- TO BE DONE
Print every entry exactly as written.

-------- RECORD SET --------

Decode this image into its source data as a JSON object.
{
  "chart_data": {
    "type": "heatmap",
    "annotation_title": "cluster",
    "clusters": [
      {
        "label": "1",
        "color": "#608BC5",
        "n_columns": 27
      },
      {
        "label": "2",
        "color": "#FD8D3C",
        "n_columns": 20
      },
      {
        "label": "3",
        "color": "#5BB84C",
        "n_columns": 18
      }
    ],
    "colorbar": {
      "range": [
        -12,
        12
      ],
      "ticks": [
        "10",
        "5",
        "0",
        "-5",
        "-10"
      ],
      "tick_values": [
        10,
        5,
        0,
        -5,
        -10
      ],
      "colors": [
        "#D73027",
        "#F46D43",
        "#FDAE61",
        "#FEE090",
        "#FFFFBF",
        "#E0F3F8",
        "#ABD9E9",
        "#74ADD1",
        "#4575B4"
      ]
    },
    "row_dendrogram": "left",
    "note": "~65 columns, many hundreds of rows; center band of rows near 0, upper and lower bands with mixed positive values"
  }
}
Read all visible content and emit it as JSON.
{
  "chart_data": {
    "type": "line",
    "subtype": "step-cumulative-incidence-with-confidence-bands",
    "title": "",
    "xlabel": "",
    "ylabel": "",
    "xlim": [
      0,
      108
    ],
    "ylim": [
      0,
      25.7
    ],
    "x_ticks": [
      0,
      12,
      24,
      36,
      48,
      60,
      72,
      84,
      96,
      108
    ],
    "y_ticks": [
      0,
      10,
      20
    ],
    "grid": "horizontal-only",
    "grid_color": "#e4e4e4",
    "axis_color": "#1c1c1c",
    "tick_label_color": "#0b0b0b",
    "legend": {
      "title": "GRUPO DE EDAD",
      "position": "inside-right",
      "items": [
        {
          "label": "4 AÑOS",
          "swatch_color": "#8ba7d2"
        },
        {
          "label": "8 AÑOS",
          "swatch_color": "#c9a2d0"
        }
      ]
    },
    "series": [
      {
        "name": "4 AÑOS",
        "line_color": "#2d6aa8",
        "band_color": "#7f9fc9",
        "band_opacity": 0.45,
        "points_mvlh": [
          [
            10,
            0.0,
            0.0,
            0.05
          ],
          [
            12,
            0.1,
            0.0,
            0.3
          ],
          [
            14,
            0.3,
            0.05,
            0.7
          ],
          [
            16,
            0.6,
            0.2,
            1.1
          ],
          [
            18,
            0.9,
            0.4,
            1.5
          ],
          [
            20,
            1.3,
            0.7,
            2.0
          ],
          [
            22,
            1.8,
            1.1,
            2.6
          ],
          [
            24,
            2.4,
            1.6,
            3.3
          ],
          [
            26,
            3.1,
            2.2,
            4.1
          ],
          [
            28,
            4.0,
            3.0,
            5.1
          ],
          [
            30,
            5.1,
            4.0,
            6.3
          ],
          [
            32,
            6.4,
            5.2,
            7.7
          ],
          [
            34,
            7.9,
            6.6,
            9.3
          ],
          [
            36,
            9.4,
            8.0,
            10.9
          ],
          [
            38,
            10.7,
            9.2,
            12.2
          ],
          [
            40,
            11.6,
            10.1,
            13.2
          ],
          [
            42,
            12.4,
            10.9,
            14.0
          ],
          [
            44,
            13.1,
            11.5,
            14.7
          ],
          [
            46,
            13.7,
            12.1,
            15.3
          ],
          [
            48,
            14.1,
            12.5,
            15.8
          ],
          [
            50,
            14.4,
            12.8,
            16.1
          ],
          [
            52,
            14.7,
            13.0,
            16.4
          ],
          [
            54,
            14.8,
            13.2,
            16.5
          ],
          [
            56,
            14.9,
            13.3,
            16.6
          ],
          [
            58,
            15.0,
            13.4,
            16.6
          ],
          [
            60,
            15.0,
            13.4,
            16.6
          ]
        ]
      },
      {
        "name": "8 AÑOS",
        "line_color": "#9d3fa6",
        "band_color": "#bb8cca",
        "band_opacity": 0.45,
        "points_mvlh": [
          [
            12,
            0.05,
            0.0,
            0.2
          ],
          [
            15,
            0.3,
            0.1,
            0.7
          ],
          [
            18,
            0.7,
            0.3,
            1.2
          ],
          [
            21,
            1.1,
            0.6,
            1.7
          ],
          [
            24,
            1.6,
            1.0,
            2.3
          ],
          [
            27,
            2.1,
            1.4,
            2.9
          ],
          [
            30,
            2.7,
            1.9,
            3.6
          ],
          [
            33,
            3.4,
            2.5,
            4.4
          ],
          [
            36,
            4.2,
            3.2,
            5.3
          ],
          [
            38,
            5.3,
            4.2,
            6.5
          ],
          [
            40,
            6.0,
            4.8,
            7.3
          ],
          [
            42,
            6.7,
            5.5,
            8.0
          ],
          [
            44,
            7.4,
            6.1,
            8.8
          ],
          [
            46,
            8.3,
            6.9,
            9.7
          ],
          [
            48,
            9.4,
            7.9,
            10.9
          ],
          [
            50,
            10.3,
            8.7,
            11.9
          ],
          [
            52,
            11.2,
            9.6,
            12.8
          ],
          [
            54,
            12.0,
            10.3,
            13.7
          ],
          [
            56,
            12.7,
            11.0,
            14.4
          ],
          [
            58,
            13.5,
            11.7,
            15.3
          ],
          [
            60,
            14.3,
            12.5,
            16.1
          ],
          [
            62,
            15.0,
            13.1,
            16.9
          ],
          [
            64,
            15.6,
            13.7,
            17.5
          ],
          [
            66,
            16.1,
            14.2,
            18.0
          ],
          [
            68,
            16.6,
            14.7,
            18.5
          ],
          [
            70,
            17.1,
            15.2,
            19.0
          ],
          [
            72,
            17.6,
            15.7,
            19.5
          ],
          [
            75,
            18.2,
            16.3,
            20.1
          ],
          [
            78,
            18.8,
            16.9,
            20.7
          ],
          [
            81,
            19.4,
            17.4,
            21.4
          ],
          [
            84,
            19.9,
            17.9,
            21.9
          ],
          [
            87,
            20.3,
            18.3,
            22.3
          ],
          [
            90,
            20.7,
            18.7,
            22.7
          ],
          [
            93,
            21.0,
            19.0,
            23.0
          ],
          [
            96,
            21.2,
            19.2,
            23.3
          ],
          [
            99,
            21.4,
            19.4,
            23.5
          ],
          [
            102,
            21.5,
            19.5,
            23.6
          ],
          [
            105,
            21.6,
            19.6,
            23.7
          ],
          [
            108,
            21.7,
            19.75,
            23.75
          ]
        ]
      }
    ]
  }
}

--------

- SOLUTION
Decode this image into its source data as a JSON object.
{
  "chart_data": {
    "type": "heatmap",
    "annotation_title": "cluster",
    "clusters": [
      {
        "label": "1",
        "color": "#608BC5",
        "n_columns": 27
      },
      {
        "label": "2",
        "color": "#FD8D3C",
        "n_columns": 20
      },
      {
        "label": "3",
        "color": "#5BB84C",
        "n_columns": 18
      }
    ],
    "colorbar": {
      "range": [
        -12,
        12
      ],
      "ticks": [
        "10",
        "5",
        "0",
        "-5",
        "-10"
      ],
      "tick_values": [
        10,
        5,
        0,
        -5,
        -10
      ],
      "colors": [
        "#D73027",
        "#F46D43",
        "#FDAE61",
        "#FEE090",
        "#FFFFBF",
        "#E0F3F8",
        "#ABD9E9",
        "#74ADD1",
        "#4575B4"
      ]
    },
    "row_dendrogram": "left",
    "note": "~65 columns, many hundreds of rows; center band of rows near 0, upper and lower bands with mixed positive values"
  }
}
Read all visible content and emit it as JSON.
{
  "chart_data": {
    "type": "line",
    "subtype": "step-cumulative-incidence-with-confidence-bands",
    "title": "",
    "xlabel": "",
    "ylabel": "",
    "xlim": [
      0,
      108
    ],
    "ylim": [
      0,
      25.7
    ],
    "x_ticks": [
      0,
      12,
      24,
      36,
      48,
      60,
      72,
      84,
      96,
      108
    ],
    "y_ticks": [
      0,
      10,
      20
    ],
    "grid": "horizontal-only",
    "grid_color": "#e4e4e4",
    "axis_color": "#1c1c1c",
    "tick_label_color": "#0b0b0b",
    "legend": {
      "title": "GRUPO DE EDAD",
      "position": "inside-right",
      "items": [
        {
          "label": "4 AÑOS",
          "swatch_color": "#8ba7d2"
        },
        {
          "label": "8 AÑOS",
          "swatch_color": "#c9a2d0"
        }
      ]
    },
    "series": [
      {
        "name": "4 AÑOS",
        "line_color": "#2d6aa8",
        "band_color": "#7f9fc9",
        "band_opacity": 0.45,
        "points_mvlh": [
          [
            10,
            0.0,
            0.0,
            0.05
          ],
          [
            12,
            0.1,
            0.0,
            0.3
          ],
          [
            14,
            0.3,
            0.05,
            0.7
          ],
          [
            16,
            0.6,
            0.2,
            1.1
          ],
          [
            18,
            0.9,
            0.4,
            1.5
          ],
          [
            20,
            1.3,
            0.7,
            2.0
          ],
          [
            22,
            1.8,
            1.1,
            2.6
          ],
          [
            24,
            2.4,
            1.6,
            3.3
          ],
          [
            26,
            3.1,
            2.2,
            4.1
          ],
          [
            28,
            4.0,
            3.0,
            5.1
          ],
          [
            30,
            5.1,
            4.0,
            6.3
          ],
          [
            32,
            6.4,
            5.2,
            7.7
          ],
          [
            34,
            7.9,
            6.6,
            9.3
          ],
          [
            36,
            9.4,
            8.0,
            10.9
          ],
          [
            38,
            10.7,
            9.2,
            12.2
          ],
          [
            40,
            11.6,
            10.1,
            13.2
          ],
          [
            42,
            12.4,
            10.9,
            14.0
          ],
          [
            44,
            13.1,
            11.5,
            14.7
          ],
          [
            46,
            13.7,
            12.1,
            15.3
          ],
          [
            48,
            14.1,
            12.5,
            15.8
          ],
          [
            50,
            14.4,
            12.8,
            16.1
          ],
          [
            52,
            14.7,
            13.0,
            16.4
          ],
          [
            54,
            14.8,
            13.2,
            16.5
          ],
          [
            56,
            14.9,
            13.3,
            16.6
          ],
          [
            58,
            15.0,
            13.4,
            16.6
          ],
          [
            60,
            15.0,
            13.4,
            16.6
          ]
        ]
      },
      {
        "name": "8 AÑOS",
        "line_color": "#9d3fa6",
        "band_color": "#bb8cca",
        "band_opacity": 0.45,
        "points_mvlh": [
          [
            12,
            0.05,
            0.0,
            0.2
          ],
          [
            15,
            0.3,
            0.1,
            0.7
          ],
          [
            18,
            0.7,
            0.3,
            1.2
          ],
          [
            21,
            1.1,
            0.6,
            1.7
          ],
          [
            24,
            1.6,
            1.0,
            2.3
          ],
          [
            27,
            2.1,
            1.4,
            2.9
          ],
          [
            30,
            2.7,
            1.9,
            3.6
          ],
          [
            33,
            3.4,
            2.5,
            4.4
          ],
          [
            36,
            4.2,
            3.2,
            5.3
          ],
          [
            38,
            5.3,
            4.2,
            6.5
          ],
          [
            40,
            6.0,
            4.8,
            7.3
          ],
          [
            42,
            6.7,
            5.5,
            8.0
          ],
          [
            44,
            7.4,
            6.1,
            8.8
          ],
          [
            46,
            8.3,
            6.9,
            9.7
          ],
          [
            48,
            9.4,
            7.9,
            10.9
          ],
          [
            50,
            10.3,
            8.7,
            11.9
          ],
          [
            52,
            11.2,
            9.6,
            12.8
          ],
          [
            54,
            12.0,
            10.3,
            13.7
          ],
          [
            56,
            12.7,
            11.0,
            14.4
          ],
          [
            58,
            13.5,
            11.7,
            15.3
          ],
          [
            60,
            14.3,
            12.5,
            16.1
          ],
          [
            62,
            15.0,
            13.1,
            16.9
          ],
          [
            64,
            15.6,
            13.7,
            17.5
          ],
          [
            66,
            16.1,
            14.2,
            18.0
          ],
          [
            68,
            16.6,
            14.7,
            18.5
          ],
          [
            70,
            17.1,
            15.2,
            19.0
          ],
          [
            72,
            17.6,
            15.7,
            19.5
          ],
          [
            75,
            18.2,
            16.3,
            20.1
          ],
          [
            78,
            18.8,
            16.9,
            20.7
          ],
          [
            81,
            19.4,
            17.4,
            21.4
          ],
          [
            84,
            19.9,
            17.9,
            21.9
          ],
          [
            87,
            20.3,
            18.3,
            22.3
          ],
          [
            90,
            20.7,
            18.7,
            22.7
          ],
          [
            93,
            21.0,
            19.0,
            23.0
          ],
          [
            96,
            21.2,
            19.2,
            23.3
          ],
          [
            99,
            21.4,
            19.4,
            23.5
          ],
          [
            102,
            21.5,
            19.5,
            23.6
          ],
          [
            105,
            21.6,
            19.6,
            23.7
          ],
          [
            108,
            21.7,
            19.75,
            23.75
          ]
        ]
      }
    ]
  }
}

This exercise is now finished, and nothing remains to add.